=== BRIEF 1 ===
From the Emoluments Clauses case summary, output the span that begins with the words "With discovery set" and ends after the words "with prejudice. Id.", reproducing it verbatim.
=== BRIEF 2 ===
Pick up the Emoluments Clauses case summary after its final sentence and extend it in the same technical register.

=== PASSAGE SHOWN ===
+--

For relief, the District and Maryland seek (1) a declaratory judgment that the President has violated the Emoluments Clauses and (2) injunctive relief prohibiting future violations. Id.

The District Court Rulings:

President Trump moved to dismiss the complaint on multiple grounds. The District Court pared the claims to those contesting Trump’s business interests within the District of Columbia, focusing the case on the Trump International Hotel near the White House and dismissing claims related to other Trump businesses outside of Washington D.C., such as the Mar-a-Lago club in Florida. The court held that the plaintiffs had standing to challenge the President’s involvement with the Trump International Hotel and its appurtenances. It never ruled on Trump’s defense, brought in his individual capacity, that he enjoyed absolute immunity from suit. See id. at 363-64.

With discovery set to begin, President Trump asked the District Court to certify an immediate appeal to the Fourth Circuit under 28 U.S.C. § 1292(b). The District Court denied the request. The President then sought mandamus relief directly from the Fourth Circuit, while also seeking a stay of proceedings and appealing the question of absolute immunity on the grounds that opening discovery had denied him immunity from suit. Id. at 364.

The Panel Decision:

After granting an initial stay of proceedings in December 2018, the three-judge panel, in March 2019, unanimously granted the President’s requests for mandamus relief and then reversed the District Court’s orders, holding that both plaintiffs “lack standing under Article III.” It then remanded the case with instructions to dismiss the complaint with prejudice. Id.

+--

=== DATASET EXTRACT ===
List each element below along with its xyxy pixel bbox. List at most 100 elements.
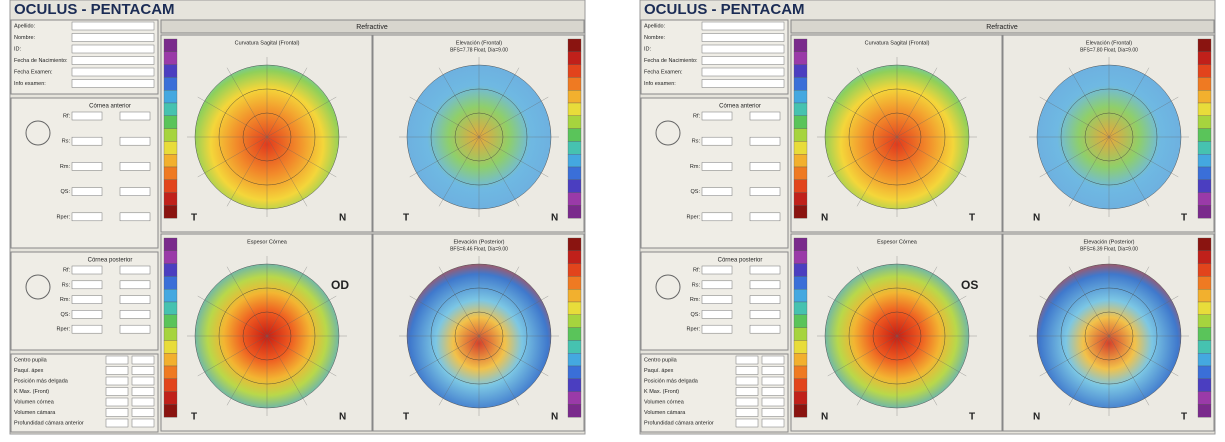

+--

=== REPLY 1 ===
With discovery set to begin, President Trump asked the District Court to certify an immediate appeal to the Fourth Circuit under 28 U.S.C. § 1292(b). The District Court denied the request. The President then sought mandamus relief directly from the Fourth Circuit, while also seeking a stay of proceedings and appealing the question of absolute immunity on the grounds that opening discovery had denied him immunity from suit. Id. at 364.

The Panel Decision:

After granting an initial stay of proceedings in December 2018, the three-judge panel, in March 2019, unanimously granted the President’s requests for mandamus relief and then reversed the District Court’s orders, holding that both plaintiffs “lack standing under Article III.” It then remanded the case with instructions to dismiss the complaint with prejudice. Id.

=== REPLY 2 ===
The decision is noteworthy in several respects. First, as even the panel recognized, the President’s request for appellate court intervention was “an extraordinary one, as petitions for writs of mandamus are rarely given, and the district court’s refusal to certify was an exercise of broad discretion.” Id. at 368. Indeed, “the Court of Appeals may exercise its power to issue the writ only upon a finding of exceptional circumstances amounting to a judicial usurpation of power, or a clear abuse of discretion.” Id. at 368-69. The panel added that “disturbing an exercise of the broad discretion conferred on district courts to determine whether to certify orders for interlocutory appeal should be rare and occur only when a clear abuse of discretion is demonstrated.” Id. at 372.

But, the panel explained, the “suit is also an extraordinary one.” Id. at 368. Describing the case as one of “national significance” and “of special consequence,” the panel emphasized that enjoining a sitting President as part of a lawsuit brought directly under the Emoluments Clauses would be unprecedented in the nation’s long history. No precedent would guide the district court as it navigated the “novel and difficult constitutional questions” presented by the case. The panel questioned the district court’s decision to proceed without appellate-court guidance, given what it considered questionable harm to the plaintiffs and difficulty in fashioning any relief that would redress the harm without an undue intrusion into the executive branch. Id.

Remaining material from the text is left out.